WRITTEN TASK
Reproduce the records below in full and word for word, excluding pictures.

Start RECORD SET

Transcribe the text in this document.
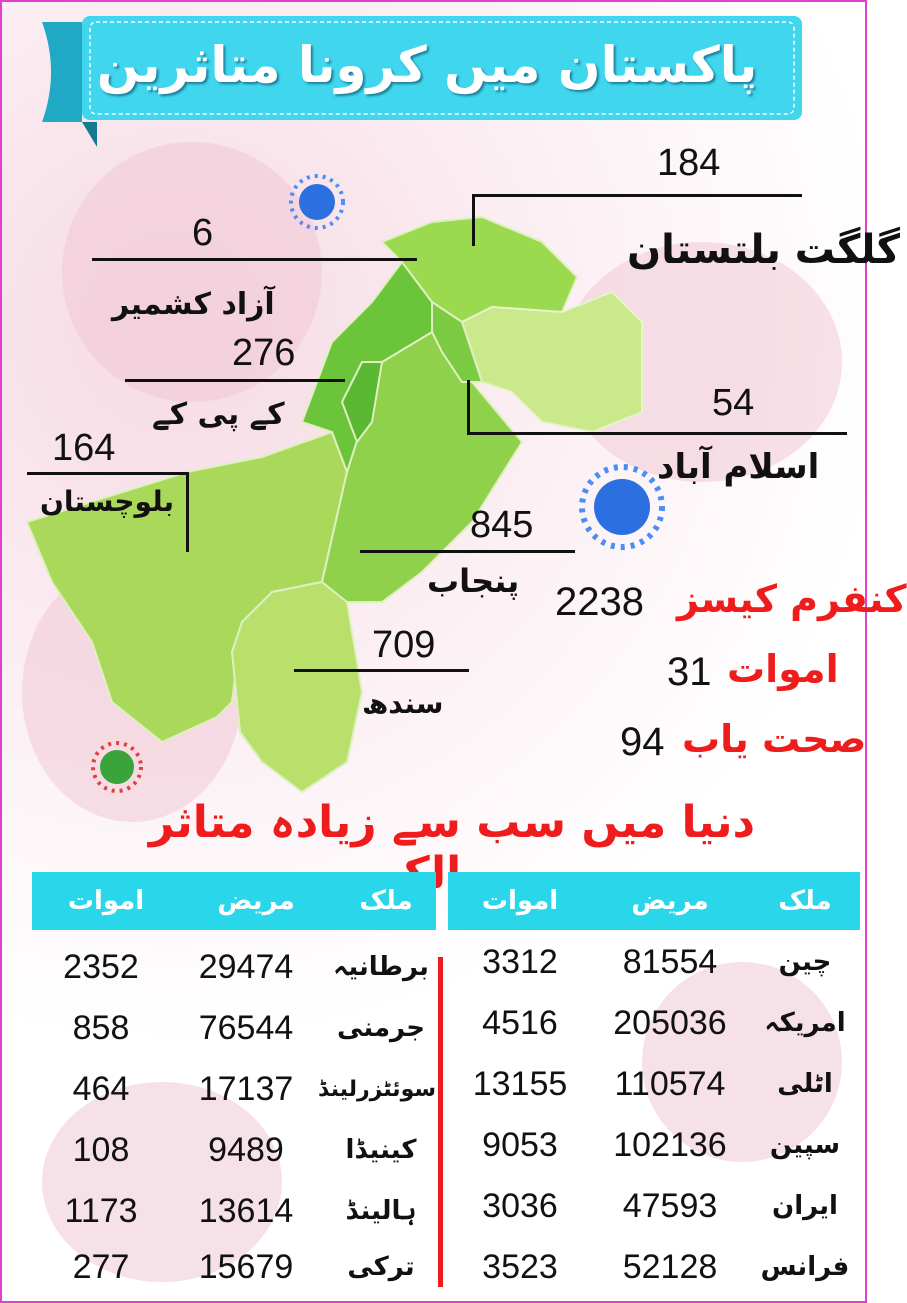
پاکستان میں کرونا متاثرین
184
گلگت بلتستان
6
آزاد کشمیر
276
کے پی کے
164
بلوچستان
54
اسلام آباد
845
پنجاب
709
سندھ
کنفرم کیسز
2238
اموات
31
صحت یاب
94
دنیا میں سب سے زیادہ متاثر
ملک
مریض
اموات
ملک
مریض
اموات
چین
81554
3312
امریکہ
205036
4516
اٹلی
110574
13155
سپین
102136
9053
ایران
47593
3036
فرانس
52128
3523
برطانیہ
29474
2352
جرمنی
76544
858
سوئٹزرلینڈ
17137
464
کینیڈا
9489
108
ہالینڈ
13614
1173
ترکی
15679
277
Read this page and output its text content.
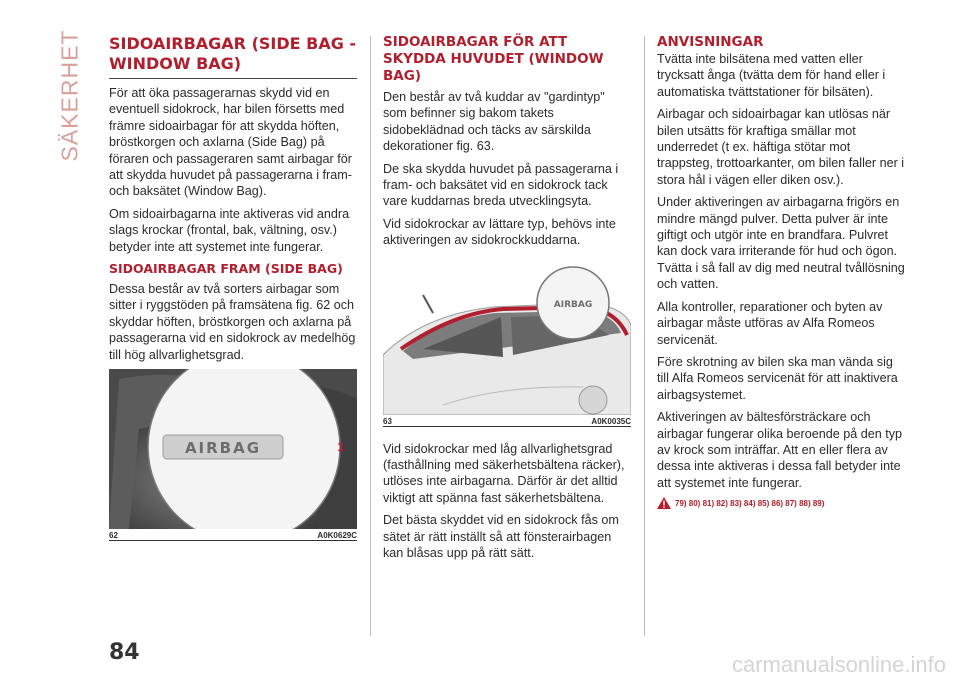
SÄKERHET SIDOAIRBAGAR (SIDE BAG - WINDOW BAG)

För att öka passagerarnas skydd vid en eventuell sidokrock, har bilen försetts med främre sidoairbagar för att skydda höften, bröstkorgen och axlarna (Side Bag) på föraren och passageraren samt airbagar för att skydda huvudet på passagerarna i fram- och baksätet (Window Bag).

Om sidoairbagarna inte aktiveras vid andra slags krockar (frontal, bak, vältning, osv.) betyder inte att systemet inte fungerar.

SIDOAIRBAGAR FRAM (SIDE BAG)

Dessa består av två sorters airbagar som sitter i ryggstöden på framsätena fig. 62 och skyddar höften, bröstkorgen och axlarna på passagerarna vid en sidokrock av medelhög till hög allvarlighetsgrad.

AIRBAG	1
62	A0K0629C
SIDOAIRBAGAR FÖR ATT SKYDDA HUVUDET (WINDOW BAG)

Den består av två kuddar av "gardintyp" som befinner sig bakom takets sidobeklädnad och täcks av särskilda dekorationer fig. 63.

De ska skydda huvudet på passagerarna i fram- och baksätet vid en sidokrock tack vare kuddarnas breda utvecklingsyta.

Vid sidokrockar av lättare typ, behövs inte aktiveringen av sidokrockkuddarna.

AIRBAG
63	A0K0035C

Vid sidokrockar med låg allvarlighetsgrad (fasthållning med säkerhetsbältena räcker), utlöses inte airbagarna. Därför är det alltid viktigt att spänna fast säkerhetsbältena.

Det bästa skyddet vid en sidokrock fås om sätet är rätt inställt så att fönsterairbagen kan blåsas upp på rätt sätt.

ANVISNINGAR

Tvätta inte bilsätena med vatten eller trycksatt ånga (tvätta dem för hand eller i automatiska tvättstationer för bilsäten).

Airbagar och sidoairbagar kan utlösas när bilen utsätts för kraftiga smällar mot underredet (t ex. häftiga stötar mot trappsteg, trottoarkanter, om bilen faller ner i stora hål i vägen eller diken osv.).

Under aktiveringen av airbagarna frigörs en mindre mängd pulver. Detta pulver är inte giftigt och utgör inte en brandfara. Pulvret kan dock vara irriterande för hud och ögon. Tvätta i så fall av dig med neutral tvållösning och vatten.

Alla kontroller, reparationer och byten av airbagar måste utföras av Alfa Romeos servicenät.

Före skrotning av bilen ska man vända sig till Alfa Romeos servicenät för att inaktivera airbagsystemet.

Aktiveringen av bältesförsträckare och airbagar fungerar olika beroende på den typ av krock som inträffar. Att en eller flera av dessa inte aktiveras i dessa fall betyder inte att systemet inte fungerar.

79) 80) 81) 82) 83) 84) 85) 86) 87) 88) 89)
84	carmanualsonline.info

End RECORD SET

FULL ANSWER
Transcribe the text in this document.
پاکستان میں کرونا متاثرین
184
گلگت بلتستان
6
آزاد کشمیر
276
کے پی کے
164
بلوچستان
54
اسلام آباد
845
پنجاب
709
سندھ
کنفرم کیسز
2238
اموات
31
صحت یاب
94
دنیا میں سب سے زیادہ متاثر
ملک
مریض
اموات
ملک
مریض
اموات
چین
81554
3312
امریکہ
205036
4516
اٹلی
110574
13155
سپین
102136
9053
ایران
47593
3036
فرانس
52128
3523
برطانیہ
29474
2352
جرمنی
76544
858
سوئٹزرلینڈ
17137
464
کینیڈا
9489
108
ہالینڈ
13614
1173
ترکی
15679
277
Read this page and output its text content.
SÄKERHET SIDOAIRBAGAR (SIDE BAG - WINDOW BAG)

För att öka passagerarnas skydd vid en eventuell sidokrock, har bilen försetts med främre sidoairbagar för att skydda höften, bröstkorgen och axlarna (Side Bag) på föraren och passageraren samt airbagar för att skydda huvudet på passagerarna i fram- och baksätet (Window Bag).

Om sidoairbagarna inte aktiveras vid andra slags krockar (frontal, bak, vältning, osv.) betyder inte att systemet inte fungerar.

SIDOAIRBAGAR FRAM (SIDE BAG)

Dessa består av två sorters airbagar som sitter i ryggstöden på framsätena fig. 62 och skyddar höften, bröstkorgen och axlarna på passagerarna vid en sidokrock av medelhög till hög allvarlighetsgrad.

AIRBAG	1
62	A0K0629C
SIDOAIRBAGAR FÖR ATT SKYDDA HUVUDET (WINDOW BAG)

Den består av två kuddar av "gardintyp" som befinner sig bakom takets sidobeklädnad och täcks av särskilda dekorationer fig. 63.

De ska skydda huvudet på passagerarna i fram- och baksätet vid en sidokrock tack vare kuddarnas breda utvecklingsyta.

Vid sidokrockar av lättare typ, behövs inte aktiveringen av sidokrockkuddarna.

AIRBAG
63	A0K0035C

Vid sidokrockar med låg allvarlighetsgrad (fasthållning med säkerhetsbältena räcker), utlöses inte airbagarna. Därför är det alltid viktigt att spänna fast säkerhetsbältena.

Det bästa skyddet vid en sidokrock fås om sätet är rätt inställt så att fönsterairbagen kan blåsas upp på rätt sätt.

ANVISNINGAR

Tvätta inte bilsätena med vatten eller trycksatt ånga (tvätta dem för hand eller i automatiska tvättstationer för bilsäten).

Airbagar och sidoairbagar kan utlösas när bilen utsätts för kraftiga smällar mot underredet (t ex. häftiga stötar mot trappsteg, trottoarkanter, om bilen faller ner i stora hål i vägen eller diken osv.).

Under aktiveringen av airbagarna frigörs en mindre mängd pulver. Detta pulver är inte giftigt och utgör inte en brandfara. Pulvret kan dock vara irriterande för hud och ögon. Tvätta i så fall av dig med neutral tvållösning och vatten.

Alla kontroller, reparationer och byten av airbagar måste utföras av Alfa Romeos servicenät.

Före skrotning av bilen ska man vända sig till Alfa Romeos servicenät för att inaktivera airbagsystemet.

Aktiveringen av bältesförsträckare och airbagar fungerar olika beroende på den typ av krock som inträffar. Att en eller flera av dessa inte aktiveras i dessa fall betyder inte att systemet inte fungerar.

79) 80) 81) 82) 83) 84) 85) 86) 87) 88) 89)
84	carmanualsonline.info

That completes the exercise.